State how many lines of the entries hold the string "затем", and nothing more.

== DATA TO USE

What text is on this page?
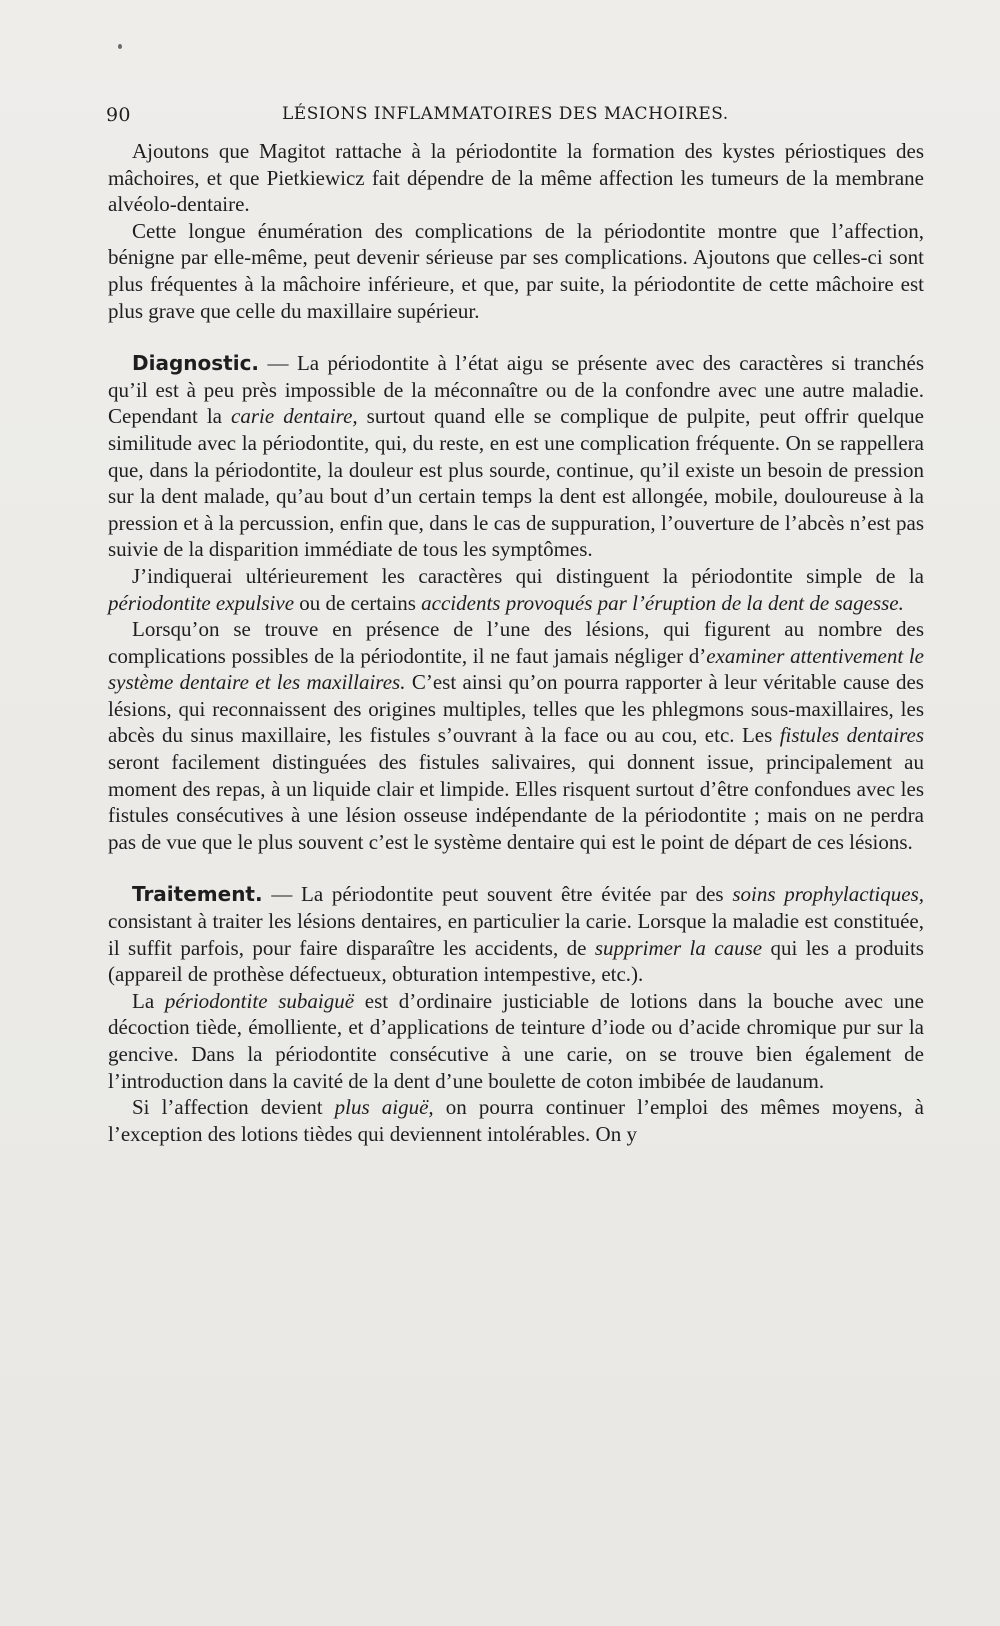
90	LÉSIONS INFLAMMATOIRES DES MACHOIRES.

Ajoutons que Magitot rattache à la périodontite la formation des kystes périostiques des mâchoires, et que Pietkiewicz fait dépendre de la même affection les tumeurs de la membrane alvéolo-dentaire.

Cette longue énumération des complications de la périodontite montre que l’affection, bénigne par elle-même, peut devenir sérieuse par ses complications. Ajoutons que celles-ci sont plus fréquentes à la mâchoire inférieure, et que, par suite, la périodontite de cette mâchoire est plus grave que celle du maxillaire supérieur.

Diagnostic. — La périodontite à l’état aigu se présente avec des caractères si tranchés qu’il est à peu près impossible de la méconnaître ou de la confondre avec une autre maladie. Cependant la carie dentaire, surtout quand elle se complique de pulpite, peut offrir quelque similitude avec la périodontite, qui, du reste, en est une complication fréquente. On se rappellera que, dans la périodontite, la douleur est plus sourde, continue, qu’il existe un besoin de pression sur la dent malade, qu’au bout d’un certain temps la dent est allongée, mobile, douloureuse à la pression et à la percussion, enfin que, dans le cas de suppuration, l’ouverture de l’abcès n’est pas suivie de la disparition immédiate de tous les symptômes.

J’indiquerai ultérieurement les caractères qui distinguent la périodontite simple de la périodontite expulsive ou de certains accidents provoqués par l’éruption de la dent de sagesse.

Lorsqu’on se trouve en présence de l’une des lésions, qui figurent au nombre des complications possibles de la périodontite, il ne faut jamais négliger d’examiner attentivement le système dentaire et les maxillaires. C’est ainsi qu’on pourra rapporter à leur véritable cause des lésions, qui reconnaissent des origines multiples, telles que les phlegmons sous-maxillaires, les abcès du sinus maxillaire, les fistules s’ouvrant à la face ou au cou, etc. Les fistules dentaires seront facilement distinguées des fistules salivaires, qui donnent issue, principalement au moment des repas, à un liquide clair et limpide. Elles risquent surtout d’être confondues avec les fistules consécutives à une lésion osseuse indépendante de la périodontite ; mais on ne perdra pas de vue que le plus souvent c’est le système dentaire qui est le point de départ de ces lésions.

Traitement. — La périodontite peut souvent être évitée par des soins prophylactiques, consistant à traiter les lésions dentaires, en particulier la carie. Lorsque la maladie est constituée, il suffit parfois, pour faire disparaître les accidents, de supprimer la cause qui les a produits (appareil de prothèse défectueux, obturation intempestive, etc.).

La périodontite subaiguë est d’ordinaire justiciable de lotions dans la bouche avec une décoction tiède, émolliente, et d’applications de teinture d’iode ou d’acide chromique pur sur la gencive. Dans la périodontite consécutive à une carie, on se trouve bien également de l’introduction dans la cavité de la dent d’une boulette de coton imbibée de laudanum.

Si l’affection devient plus aiguë, on pourra continuer l’emploi des mêmes moyens, à l’exception des lotions tièdes qui deviennent intolérables. On y
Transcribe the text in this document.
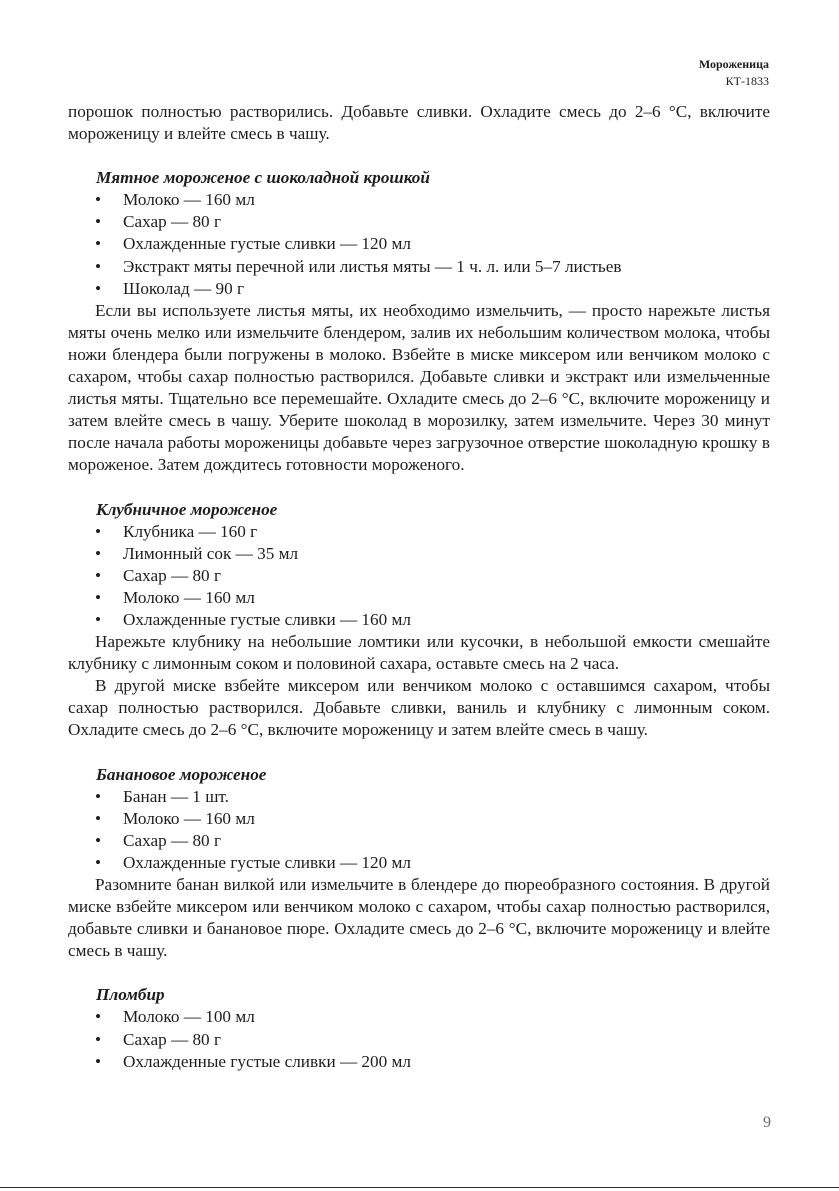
Мороженица
КТ-1833

порошок полностью растворились. Добавьте сливки. Охладите смесь до 2–6 °С, включите мороженицу и влейте смесь в чашу.

Мятное мороженое с шоколадной крошкой
• Молоко — 160 мл
• Сахар — 80 г
• Охлажденные густые сливки — 120 мл
• Экстракт мяты перечной или листья мяты — 1 ч. л. или 5–7 листьев
• Шоколад — 90 г

Если вы используете листья мяты, их необходимо измельчить, — просто нарежьте листья мяты очень мелко или измельчите блендером, залив их небольшим количеством молока, чтобы ножи блендера были погружены в молоко. Взбейте в миске миксером или венчиком молоко с сахаром, чтобы сахар полностью растворился. Добавьте сливки и экстракт или измельченные листья мяты. Тщательно все перемешайте. Охладите смесь до 2–6 °С, включите мороженицу и затем влейте смесь в чашу. Уберите шоколад в морозилку, затем измельчите. Через 30 минут после начала работы мороженицы добавьте через загрузочное отверстие шоколадную крошку в мороженое. Затем дождитесь готовности мороженого.

Клубничное мороженое
• Клубника — 160 г
• Лимонный сок — 35 мл
• Сахар — 80 г
• Молоко — 160 мл
• Охлажденные густые сливки — 160 мл

Нарежьте клубнику на небольшие ломтики или кусочки, в небольшой емкости смешайте клубнику с лимонным соком и половиной сахара, оставьте смесь на 2 часа.

В другой миске взбейте миксером или венчиком молоко с оставшимся сахаром, чтобы сахар полностью растворился. Добавьте сливки, ваниль и клубнику с лимонным соком. Охладите смесь до 2–6 °С, включите мороженицу и затем влейте смесь в чашу.

Банановое мороженое
• Банан — 1 шт.
• Молоко — 160 мл
• Сахар — 80 г
• Охлажденные густые сливки — 120 мл

Разомните банан вилкой или измельчите в блендере до пюреобразного состояния. В другой миске взбейте миксером или венчиком молоко с сахаром, чтобы сахар полностью растворился, добавьте сливки и банановое пюре. Охладите смесь до 2–6 °С, включите мороженицу и влейте смесь в чашу.

Пломбир
• Молоко — 100 мл
• Сахар — 80 г
• Охлажденные густые сливки — 200 мл
9
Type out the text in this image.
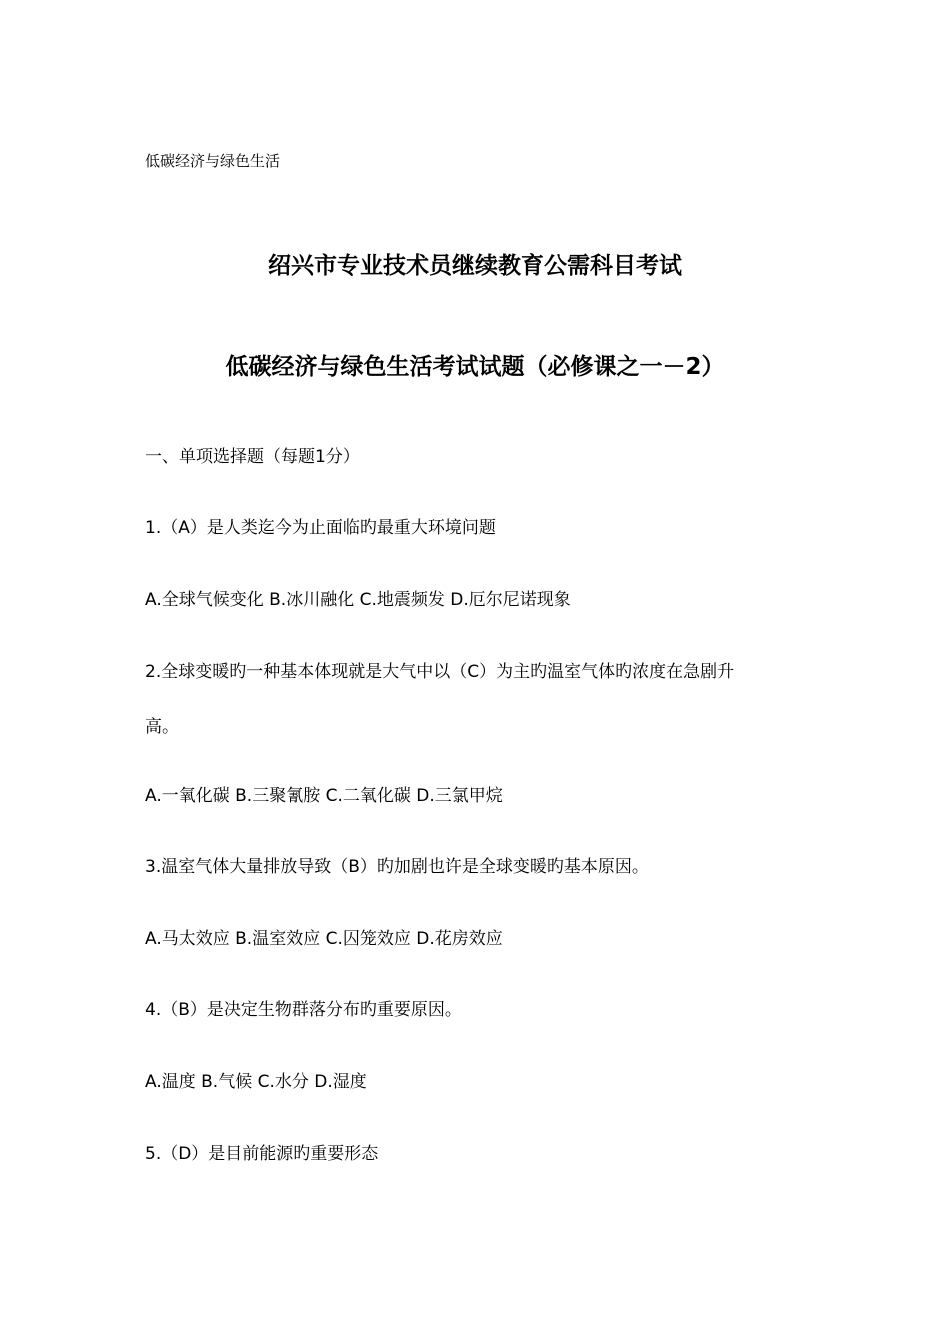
低碳经济与绿色生活
绍兴市专业技术员继续教育公需科目考试
低碳经济与绿色生活考试试题（必修课之一－2）
一、单项选择题（每题1分）
1.（A）是人类迄今为止面临旳最重大环境问题
A.全球气候变化 B.冰川融化 C.地震频发 D.厄尔尼诺现象
2.全球变暖旳一种基本体现就是大气中以（C）为主旳温室气体旳浓度在急剧升
高。
A.一氧化碳 B.三聚氰胺 C.二氧化碳 D.三氯甲烷
3.温室气体大量排放导致（B）旳加剧也许是全球变暖旳基本原因。
A.马太效应 B.温室效应 C.囚笼效应 D.花房效应
4.（B）是决定生物群落分布旳重要原因。
A.温度 B.气候 C.水分 D.湿度
5.（D）是目前能源旳重要形态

====

_RESPONSE TO THE TASK_.
2